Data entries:
################

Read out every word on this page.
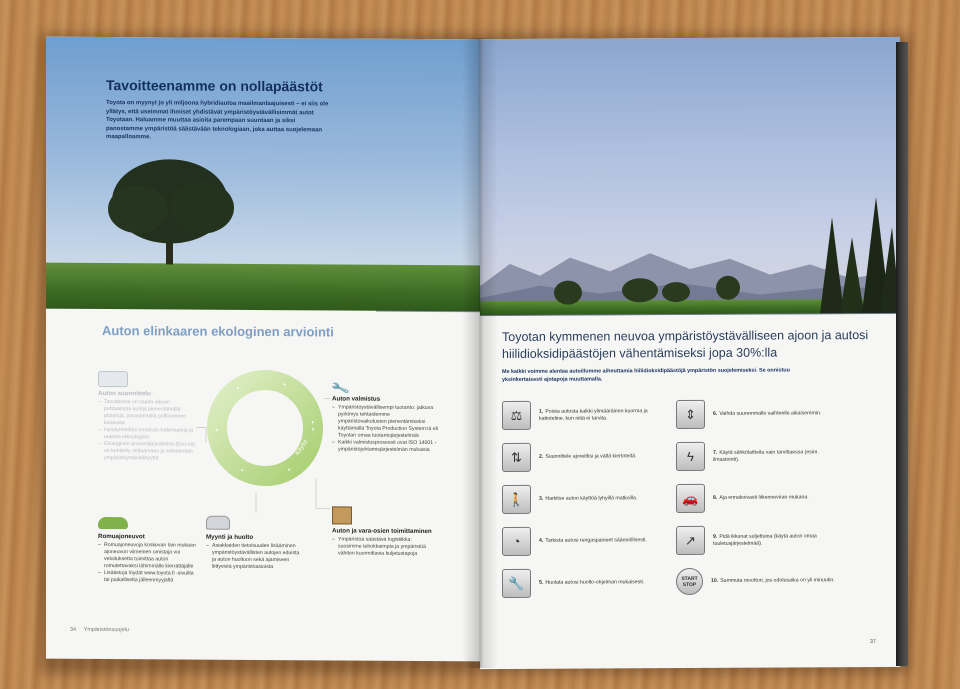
Tavoitteenamme on nollapäästöt

Toyota on myynyt jo yli miljoona hybridiautoa maailmanlaajuisesti – ei siis ole yllätys, että useimmat ihmiset yhdistävät ympäristöystävällisimmät autot Toyotaan. Haluamme muuttaa asioita parempaan suuntaan ja siksi panostamme ympäristöä säästävään teknologiaan, joka auttaa suojelemaan maapalloamme.

Auton elinkaaren ekologinen arviointi
Käyttö
Auton suunnittelu
– Tavoitteena on saada aikaan puhtaampia autoja pienentämällä päästöjä, parantamalla polttoaineen kulutusta
– Hyödynnetään kestäviä materiaaleja ja uusinta teknologiaa
– Ekologinen arviointijärjestelmä (Eco-va) on kehitetty mittaamaan ja edistämään ympäristöystävällisyyttä
🔧
Auton valmistus
– Ympäristöystävällisempi tuotanto: jatkuva pyrkimys tehtaidemme ympäristövaikutusten pienentämiseksi käyttämällä Toyota Production System:iä eli Toyotan omaa tuotantojärjestelmää
– Kaikki valmistusprosessit ovat ISO 14001 -ympäristöjohtamisjärjestelmän mukaisia
Romuajoneuvot
– Romuajoneuvoja koskevan lain mukaan ajoneuvon viimeinen omistaja voi veloituksetta toimittaa auton romutettavaksi lähimmälle kierrättäjälle
– Lisätietoja löydät www.toyota.fi -sivuilta tai paikalliselta jälleenmyyjältä
Myynti ja huolto
– Asiakkaiden tietoisuuden lisääminen ympäristöystävällisten autojen eduista ja auton huoltoon sekä ajamiseen liittyvistä ympäristöasioista
Auton ja vara-osien toimittaminen
– Ympäristöä säästävä logistiikka: suosimme tehokkaimpia ja ympäristöä vähiten kuormittavia kuljetustapoja
34 Ympäristönsuojelu
Toyotan kymmenen neuvoa ympäristöystävälliseen ajoon ja autosi hiilidioksidipäästöjen vähentämiseksi jopa 30%:lla

Me kaikki voimme alentaa autoillumme aiheuttamia hiilidioksidipäästöjä ympäristön suojelemiseksi. Se onnistuu yksinkertaisesti ajotapoja muuttamalla.

⚖	1. Poista autosta kaikki ylimääräinen kuorma ja kattoteline, kun niitä ei tarvita.
⇅	2. Suunnittele ajoreittisi ja vältä kiertoteitä.
🚶	3. Harkitse auton käyttöä lyhyillä matkoilla.
◔	4. Tarkista autosi rengaspaineet säännöllisesti.
🔧	5. Huolata autosi huolto-ohjelman mukaisesti.
⇕	6. Vaihda suuremmalle vaihteelle aikaisemmin.
ϟ	7. Käytä sähkölaitteita vain tarvittaessa (esim. ilmastointi).
🚗	8. Aja ennakoivasti liikenneviran mukana.
↗	9. Pidä ikkunat suljettuina (käytä auton omaa tuuletusjärjestelmää).
START STOP
10. Sammuta moottori, jos odotusaika on yli minuutin.
37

################

▸ **Objective**: Every record above should be written out again without change, except that the pictures are left out.

▸ **The completed task**:
Read out every word on this page.
Tavoitteenamme on nollapäästöt

Toyota on myynyt jo yli miljoona hybridiautoa maailmanlaajuisesti – ei siis ole yllätys, että useimmat ihmiset yhdistävät ympäristöystävällisimmät autot Toyotaan. Haluamme muuttaa asioita parempaan suuntaan ja siksi panostamme ympäristöä säästävään teknologiaan, joka auttaa suojelemaan maapalloamme.

Auton elinkaaren ekologinen arviointi
Käyttö
Auton suunnittelu
– Tavoitteena on saada aikaan puhtaampia autoja pienentämällä päästöjä, parantamalla polttoaineen kulutusta
– Hyödynnetään kestäviä materiaaleja ja uusinta teknologiaa
– Ekologinen arviointijärjestelmä (Eco-va) on kehitetty mittaamaan ja edistämään ympäristöystävällisyyttä
🔧
Auton valmistus
– Ympäristöystävällisempi tuotanto: jatkuva pyrkimys tehtaidemme ympäristövaikutusten pienentämiseksi käyttämällä Toyota Production System:iä eli Toyotan omaa tuotantojärjestelmää
– Kaikki valmistusprosessit ovat ISO 14001 -ympäristöjohtamisjärjestelmän mukaisia
Romuajoneuvot
– Romuajoneuvoja koskevan lain mukaan ajoneuvon viimeinen omistaja voi veloituksetta toimittaa auton romutettavaksi lähimmälle kierrättäjälle
– Lisätietoja löydät www.toyota.fi -sivuilta tai paikalliselta jälleenmyyjältä
Myynti ja huolto
– Asiakkaiden tietoisuuden lisääminen ympäristöystävällisten autojen eduista ja auton huoltoon sekä ajamiseen liittyvistä ympäristöasioista
Auton ja vara-osien toimittaminen
– Ympäristöä säästävä logistiikka: suosimme tehokkaimpia ja ympäristöä vähiten kuormittavia kuljetustapoja
34 Ympäristönsuojelu
Toyotan kymmenen neuvoa ympäristöystävälliseen ajoon ja autosi hiilidioksidipäästöjen vähentämiseksi jopa 30%:lla

Me kaikki voimme alentaa autoillumme aiheuttamia hiilidioksidipäästöjä ympäristön suojelemiseksi. Se onnistuu yksinkertaisesti ajotapoja muuttamalla.

⚖	1. Poista autosta kaikki ylimääräinen kuorma ja kattoteline, kun niitä ei tarvita.
⇅	2. Suunnittele ajoreittisi ja vältä kiertoteitä.
🚶	3. Harkitse auton käyttöä lyhyillä matkoilla.
◔	4. Tarkista autosi rengaspaineet säännöllisesti.
🔧	5. Huolata autosi huolto-ohjelman mukaisesti.
⇕	6. Vaihda suuremmalle vaihteelle aikaisemmin.
ϟ	7. Käytä sähkölaitteita vain tarvittaessa (esim. ilmastointi).
🚗	8. Aja ennakoivasti liikenneviran mukana.
↗	9. Pidä ikkunat suljettuina (käytä auton omaa tuuletusjärjestelmää).
START STOP
10. Sammuta moottori, jos odotusaika on yli minuutin.
37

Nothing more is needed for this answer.